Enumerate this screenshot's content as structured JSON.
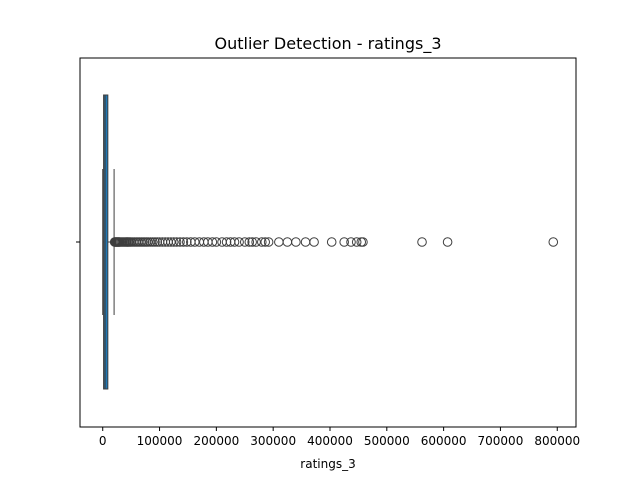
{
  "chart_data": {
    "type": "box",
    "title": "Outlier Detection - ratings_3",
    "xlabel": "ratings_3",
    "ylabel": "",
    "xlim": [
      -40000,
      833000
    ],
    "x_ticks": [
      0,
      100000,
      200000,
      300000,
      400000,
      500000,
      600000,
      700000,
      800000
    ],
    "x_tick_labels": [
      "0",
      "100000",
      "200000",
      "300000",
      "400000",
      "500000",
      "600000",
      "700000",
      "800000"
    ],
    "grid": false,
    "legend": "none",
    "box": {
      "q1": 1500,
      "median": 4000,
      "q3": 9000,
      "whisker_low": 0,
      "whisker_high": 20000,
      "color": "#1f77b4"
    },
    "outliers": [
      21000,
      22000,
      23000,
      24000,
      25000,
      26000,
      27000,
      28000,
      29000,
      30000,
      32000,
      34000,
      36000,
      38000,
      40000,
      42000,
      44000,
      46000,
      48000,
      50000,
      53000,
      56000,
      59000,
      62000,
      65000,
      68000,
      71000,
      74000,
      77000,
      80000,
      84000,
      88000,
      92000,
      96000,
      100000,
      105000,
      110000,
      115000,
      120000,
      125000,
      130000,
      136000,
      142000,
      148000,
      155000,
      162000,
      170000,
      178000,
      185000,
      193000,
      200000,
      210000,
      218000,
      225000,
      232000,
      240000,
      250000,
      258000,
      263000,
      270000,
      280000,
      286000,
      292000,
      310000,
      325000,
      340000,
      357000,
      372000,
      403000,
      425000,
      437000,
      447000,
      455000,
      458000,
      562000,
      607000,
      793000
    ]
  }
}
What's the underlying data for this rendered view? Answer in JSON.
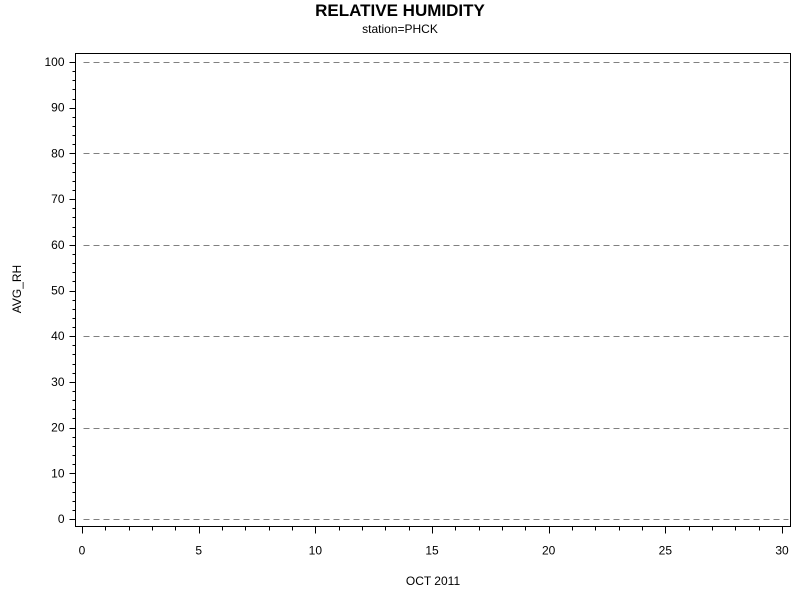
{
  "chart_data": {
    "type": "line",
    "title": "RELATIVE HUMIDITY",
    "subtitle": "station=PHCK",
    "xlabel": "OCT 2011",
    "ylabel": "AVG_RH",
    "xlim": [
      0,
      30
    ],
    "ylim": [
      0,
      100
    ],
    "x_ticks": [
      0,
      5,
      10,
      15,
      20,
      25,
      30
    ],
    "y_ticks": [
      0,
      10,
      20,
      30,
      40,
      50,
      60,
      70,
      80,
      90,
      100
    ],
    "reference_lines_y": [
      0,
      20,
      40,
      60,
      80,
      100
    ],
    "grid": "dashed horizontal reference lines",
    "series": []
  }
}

*-*-*

**Task directions**
Reproduce the records verbatim, omitting all images they contain.

**Result**
Enumerate this screenshot's content as structured JSON.
{
  "chart_data": {
    "type": "box",
    "title": "Outlier Detection - ratings_3",
    "xlabel": "ratings_3",
    "ylabel": "",
    "xlim": [
      -40000,
      833000
    ],
    "x_ticks": [
      0,
      100000,
      200000,
      300000,
      400000,
      500000,
      600000,
      700000,
      800000
    ],
    "x_tick_labels": [
      "0",
      "100000",
      "200000",
      "300000",
      "400000",
      "500000",
      "600000",
      "700000",
      "800000"
    ],
    "grid": false,
    "legend": "none",
    "box": {
      "q1": 1500,
      "median": 4000,
      "q3": 9000,
      "whisker_low": 0,
      "whisker_high": 20000,
      "color": "#1f77b4"
    },
    "outliers": [
      21000,
      22000,
      23000,
      24000,
      25000,
      26000,
      27000,
      28000,
      29000,
      30000,
      32000,
      34000,
      36000,
      38000,
      40000,
      42000,
      44000,
      46000,
      48000,
      50000,
      53000,
      56000,
      59000,
      62000,
      65000,
      68000,
      71000,
      74000,
      77000,
      80000,
      84000,
      88000,
      92000,
      96000,
      100000,
      105000,
      110000,
      115000,
      120000,
      125000,
      130000,
      136000,
      142000,
      148000,
      155000,
      162000,
      170000,
      178000,
      185000,
      193000,
      200000,
      210000,
      218000,
      225000,
      232000,
      240000,
      250000,
      258000,
      263000,
      270000,
      280000,
      286000,
      292000,
      310000,
      325000,
      340000,
      357000,
      372000,
      403000,
      425000,
      437000,
      447000,
      455000,
      458000,
      562000,
      607000,
      793000
    ]
  }
}
What's the underlying data for this rendered view? Answer in JSON.
{
  "chart_data": {
    "type": "line",
    "title": "RELATIVE HUMIDITY",
    "subtitle": "station=PHCK",
    "xlabel": "OCT 2011",
    "ylabel": "AVG_RH",
    "xlim": [
      0,
      30
    ],
    "ylim": [
      0,
      100
    ],
    "x_ticks": [
      0,
      5,
      10,
      15,
      20,
      25,
      30
    ],
    "y_ticks": [
      0,
      10,
      20,
      30,
      40,
      50,
      60,
      70,
      80,
      90,
      100
    ],
    "reference_lines_y": [
      0,
      20,
      40,
      60,
      80,
      100
    ],
    "grid": "dashed horizontal reference lines",
    "series": []
  }
}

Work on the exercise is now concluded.